— Begin RECORDS FOR THIS EXERCISE —

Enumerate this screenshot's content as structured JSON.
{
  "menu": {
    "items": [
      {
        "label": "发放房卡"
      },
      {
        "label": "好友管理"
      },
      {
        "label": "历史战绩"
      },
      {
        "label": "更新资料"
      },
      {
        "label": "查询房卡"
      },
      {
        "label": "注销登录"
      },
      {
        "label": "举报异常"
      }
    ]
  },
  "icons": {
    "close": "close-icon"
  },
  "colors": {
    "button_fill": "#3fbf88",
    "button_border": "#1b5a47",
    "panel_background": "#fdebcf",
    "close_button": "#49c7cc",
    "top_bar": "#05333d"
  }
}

— End RECORDS FOR THIS EXERCISE —

> **GIVEN REQUEST**
Copy each line of the entries that includes the word "label".

> **IN RESPONSE**
        "label": "发放房卡"
        "label": "好友管理"
        "label": "历史战绩"
        "label": "更新资料"
        "label": "查询房卡"
        "label": "注销登录"
        "label": "举报异常"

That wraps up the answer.